# Your task
Extract and list every line that contains the word "serie".

# Dataset records
◆ ◆ ◆ ◆ ◆ ◆ ◆
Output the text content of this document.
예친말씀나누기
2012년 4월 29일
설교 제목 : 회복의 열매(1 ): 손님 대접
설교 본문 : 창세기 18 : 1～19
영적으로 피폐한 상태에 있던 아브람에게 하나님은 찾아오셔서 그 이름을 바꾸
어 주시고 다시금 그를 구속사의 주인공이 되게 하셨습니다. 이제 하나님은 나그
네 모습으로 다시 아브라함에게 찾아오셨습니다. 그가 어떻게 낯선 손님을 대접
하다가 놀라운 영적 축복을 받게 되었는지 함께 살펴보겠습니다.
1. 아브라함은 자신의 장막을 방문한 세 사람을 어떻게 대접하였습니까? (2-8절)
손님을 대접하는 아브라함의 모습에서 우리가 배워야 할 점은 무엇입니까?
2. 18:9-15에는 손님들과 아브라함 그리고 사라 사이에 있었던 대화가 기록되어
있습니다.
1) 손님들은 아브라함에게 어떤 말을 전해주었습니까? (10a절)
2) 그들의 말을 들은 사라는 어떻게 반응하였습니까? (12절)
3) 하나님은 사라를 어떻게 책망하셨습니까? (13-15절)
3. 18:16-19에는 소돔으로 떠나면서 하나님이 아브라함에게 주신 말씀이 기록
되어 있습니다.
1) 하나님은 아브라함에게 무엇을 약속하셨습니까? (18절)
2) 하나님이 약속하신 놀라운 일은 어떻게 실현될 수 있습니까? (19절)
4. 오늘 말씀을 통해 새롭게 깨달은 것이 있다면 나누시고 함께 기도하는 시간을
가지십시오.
◆ ◆ ◆ ◆ ◆ ◆ ◆
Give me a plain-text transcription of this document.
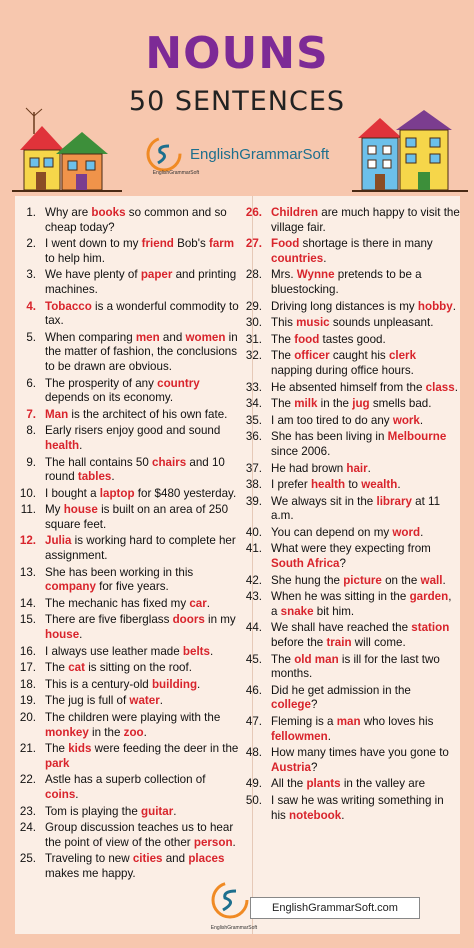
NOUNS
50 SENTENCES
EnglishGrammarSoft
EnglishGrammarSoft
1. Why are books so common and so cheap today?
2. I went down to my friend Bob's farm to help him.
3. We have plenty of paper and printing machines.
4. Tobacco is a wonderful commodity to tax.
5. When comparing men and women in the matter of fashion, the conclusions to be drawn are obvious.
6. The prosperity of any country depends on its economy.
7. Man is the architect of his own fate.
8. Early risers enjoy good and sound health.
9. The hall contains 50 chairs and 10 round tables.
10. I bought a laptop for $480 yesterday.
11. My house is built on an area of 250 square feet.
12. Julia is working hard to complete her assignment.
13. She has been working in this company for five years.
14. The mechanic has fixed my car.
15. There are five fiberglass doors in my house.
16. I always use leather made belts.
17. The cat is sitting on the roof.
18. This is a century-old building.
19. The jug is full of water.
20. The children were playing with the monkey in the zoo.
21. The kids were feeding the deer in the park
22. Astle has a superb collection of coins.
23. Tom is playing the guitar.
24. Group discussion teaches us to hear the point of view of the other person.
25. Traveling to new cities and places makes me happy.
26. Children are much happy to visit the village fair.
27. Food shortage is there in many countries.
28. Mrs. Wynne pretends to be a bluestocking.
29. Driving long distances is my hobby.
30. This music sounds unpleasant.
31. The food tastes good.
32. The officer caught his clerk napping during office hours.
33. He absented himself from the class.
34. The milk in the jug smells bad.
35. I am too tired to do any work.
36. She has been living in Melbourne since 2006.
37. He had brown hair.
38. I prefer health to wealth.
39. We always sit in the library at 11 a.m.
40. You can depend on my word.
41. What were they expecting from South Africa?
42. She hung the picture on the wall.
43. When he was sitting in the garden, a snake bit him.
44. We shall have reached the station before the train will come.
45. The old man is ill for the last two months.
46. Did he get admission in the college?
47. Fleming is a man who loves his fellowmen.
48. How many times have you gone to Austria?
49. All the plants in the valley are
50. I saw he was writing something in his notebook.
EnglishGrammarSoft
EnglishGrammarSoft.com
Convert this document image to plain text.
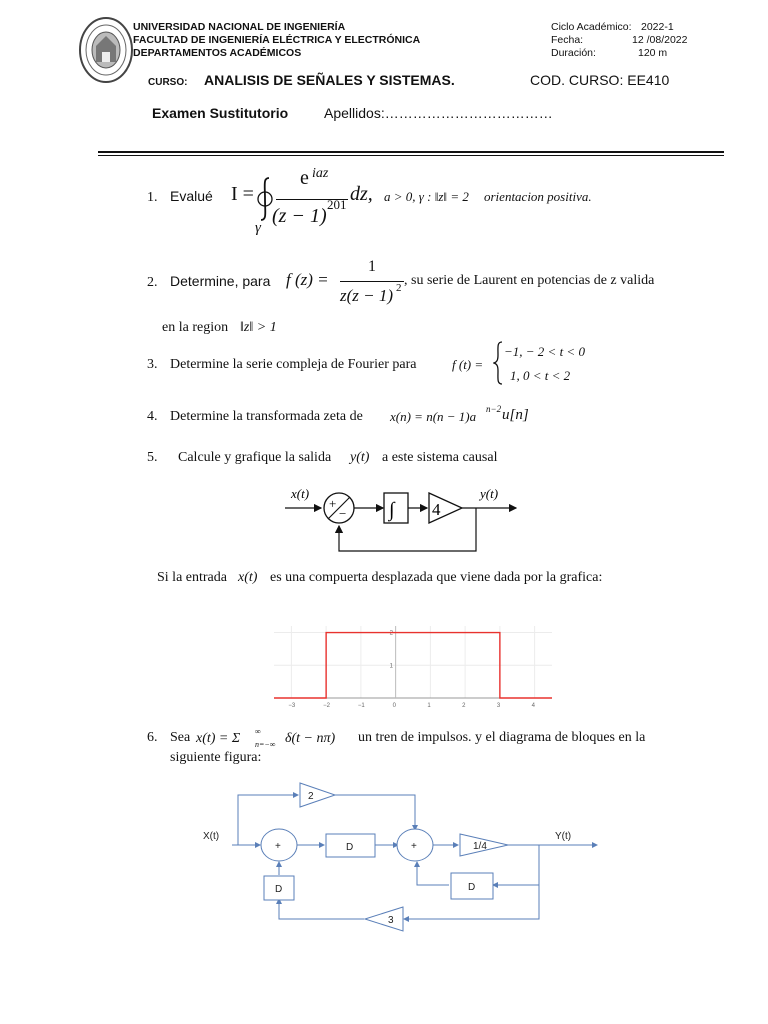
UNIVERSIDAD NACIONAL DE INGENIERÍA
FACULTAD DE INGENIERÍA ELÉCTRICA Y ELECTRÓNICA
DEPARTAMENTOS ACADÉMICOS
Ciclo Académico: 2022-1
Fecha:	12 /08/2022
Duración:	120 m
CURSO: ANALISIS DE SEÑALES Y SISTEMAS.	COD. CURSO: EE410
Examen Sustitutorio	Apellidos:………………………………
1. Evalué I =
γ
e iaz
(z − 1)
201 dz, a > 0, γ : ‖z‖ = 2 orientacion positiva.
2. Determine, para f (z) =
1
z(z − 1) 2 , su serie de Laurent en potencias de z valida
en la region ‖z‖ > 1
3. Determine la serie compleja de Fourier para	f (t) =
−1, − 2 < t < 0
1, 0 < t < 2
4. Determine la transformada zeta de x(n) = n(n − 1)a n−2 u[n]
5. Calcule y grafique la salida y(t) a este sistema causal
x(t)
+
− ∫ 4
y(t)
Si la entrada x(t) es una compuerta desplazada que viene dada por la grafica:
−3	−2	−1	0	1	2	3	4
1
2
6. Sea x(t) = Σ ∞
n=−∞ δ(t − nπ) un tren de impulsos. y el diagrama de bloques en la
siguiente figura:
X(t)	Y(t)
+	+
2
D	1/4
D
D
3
◆ ◆ ◆ ◆ ◆ ◆ ◆
# Written response
z(z − 1) 2 , su serie de Laurent en potencias de z valida
3. Determine la serie compleja de Fourier para	f (t) =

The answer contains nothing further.